Collected data:
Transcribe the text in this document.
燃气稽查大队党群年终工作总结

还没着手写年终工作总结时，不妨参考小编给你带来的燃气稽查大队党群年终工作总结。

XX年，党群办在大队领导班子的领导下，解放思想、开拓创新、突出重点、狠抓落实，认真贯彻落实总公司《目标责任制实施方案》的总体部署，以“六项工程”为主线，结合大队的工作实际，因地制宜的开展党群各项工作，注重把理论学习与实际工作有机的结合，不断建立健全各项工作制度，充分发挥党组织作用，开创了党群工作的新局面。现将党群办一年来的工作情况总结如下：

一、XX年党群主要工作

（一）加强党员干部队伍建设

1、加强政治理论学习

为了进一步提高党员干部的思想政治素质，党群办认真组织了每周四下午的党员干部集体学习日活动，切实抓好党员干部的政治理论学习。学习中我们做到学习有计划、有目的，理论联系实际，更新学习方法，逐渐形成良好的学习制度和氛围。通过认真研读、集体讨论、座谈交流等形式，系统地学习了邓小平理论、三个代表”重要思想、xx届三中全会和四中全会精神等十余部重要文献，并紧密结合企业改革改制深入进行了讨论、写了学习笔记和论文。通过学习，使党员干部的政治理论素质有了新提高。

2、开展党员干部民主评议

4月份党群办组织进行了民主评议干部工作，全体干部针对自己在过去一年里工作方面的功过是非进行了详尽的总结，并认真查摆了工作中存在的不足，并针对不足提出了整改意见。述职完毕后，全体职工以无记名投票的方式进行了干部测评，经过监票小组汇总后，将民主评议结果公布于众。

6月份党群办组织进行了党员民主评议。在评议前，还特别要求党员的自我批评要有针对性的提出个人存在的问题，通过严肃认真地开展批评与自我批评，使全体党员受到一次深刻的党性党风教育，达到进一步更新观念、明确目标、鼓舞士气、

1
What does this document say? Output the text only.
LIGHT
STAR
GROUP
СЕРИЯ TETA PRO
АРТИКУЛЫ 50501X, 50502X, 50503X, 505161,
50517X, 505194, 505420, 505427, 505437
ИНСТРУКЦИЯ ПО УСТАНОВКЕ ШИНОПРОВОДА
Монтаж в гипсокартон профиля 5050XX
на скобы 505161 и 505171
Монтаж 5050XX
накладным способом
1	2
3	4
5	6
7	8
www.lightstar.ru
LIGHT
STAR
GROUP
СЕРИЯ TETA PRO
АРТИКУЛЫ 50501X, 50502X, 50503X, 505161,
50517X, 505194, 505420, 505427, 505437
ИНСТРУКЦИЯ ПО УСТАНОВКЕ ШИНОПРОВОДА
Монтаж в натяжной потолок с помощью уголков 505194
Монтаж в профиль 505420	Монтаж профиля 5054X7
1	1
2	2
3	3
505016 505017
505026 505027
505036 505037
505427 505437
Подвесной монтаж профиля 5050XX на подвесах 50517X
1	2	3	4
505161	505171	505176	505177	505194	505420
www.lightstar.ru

> Problem details:
Take the entries above and copy them out exactly.

> Answer to this task:
Transcribe the text in this document.
燃气稽查大队党群年终工作总结

还没着手写年终工作总结时，不妨参考小编给你带来的燃气稽查大队党群年终工作总结。

XX年，党群办在大队领导班子的领导下，解放思想、开拓创新、突出重点、狠抓落实，认真贯彻落实总公司《目标责任制实施方案》的总体部署，以“六项工程”为主线，结合大队的工作实际，因地制宜的开展党群各项工作，注重把理论学习与实际工作有机的结合，不断建立健全各项工作制度，充分发挥党组织作用，开创了党群工作的新局面。现将党群办一年来的工作情况总结如下：

一、XX年党群主要工作

（一）加强党员干部队伍建设

1、加强政治理论学习

为了进一步提高党员干部的思想政治素质，党群办认真组织了每周四下午的党员干部集体学习日活动，切实抓好党员干部的政治理论学习。学习中我们做到学习有计划、有目的，理论联系实际，更新学习方法，逐渐形成良好的学习制度和氛围。通过认真研读、集体讨论、座谈交流等形式，系统地学习了邓小平理论、三个代表”重要思想、xx届三中全会和四中全会精神等十余部重要文献，并紧密结合企业改革改制深入进行了讨论、写了学习笔记和论文。通过学习，使党员干部的政治理论素质有了新提高。

2、开展党员干部民主评议

4月份党群办组织进行了民主评议干部工作，全体干部针对自己在过去一年里工作方面的功过是非进行了详尽的总结，并认真查摆了工作中存在的不足，并针对不足提出了整改意见。述职完毕后，全体职工以无记名投票的方式进行了干部测评，经过监票小组汇总后，将民主评议结果公布于众。

6月份党群办组织进行了党员民主评议。在评议前，还特别要求党员的自我批评要有针对性的提出个人存在的问题，通过严肃认真地开展批评与自我批评，使全体党员受到一次深刻的党性党风教育，达到进一步更新观念、明确目标、鼓舞士气、

1
What does this document say? Output the text only.
LIGHT
STAR
GROUP
СЕРИЯ TETA PRO
АРТИКУЛЫ 50501X, 50502X, 50503X, 505161,
50517X, 505194, 505420, 505427, 505437
ИНСТРУКЦИЯ ПО УСТАНОВКЕ ШИНОПРОВОДА
Монтаж в гипсокартон профиля 5050XX
на скобы 505161 и 505171
Монтаж 5050XX
накладным способом
1	2
3	4
5	6
7	8
www.lightstar.ru
LIGHT
STAR
GROUP
СЕРИЯ TETA PRO
АРТИКУЛЫ 50501X, 50502X, 50503X, 505161,
50517X, 505194, 505420, 505427, 505437
ИНСТРУКЦИЯ ПО УСТАНОВКЕ ШИНОПРОВОДА
Монтаж в натяжной потолок с помощью уголков 505194
Монтаж в профиль 505420	Монтаж профиля 5054X7
1	1
2	2
3	3
505016 505017
505026 505027
505036 505037
505427 505437
Подвесной монтаж профиля 5050XX на подвесах 50517X
1	2	3	4
505161	505171	505176	505177	505194	505420
www.lightstar.ru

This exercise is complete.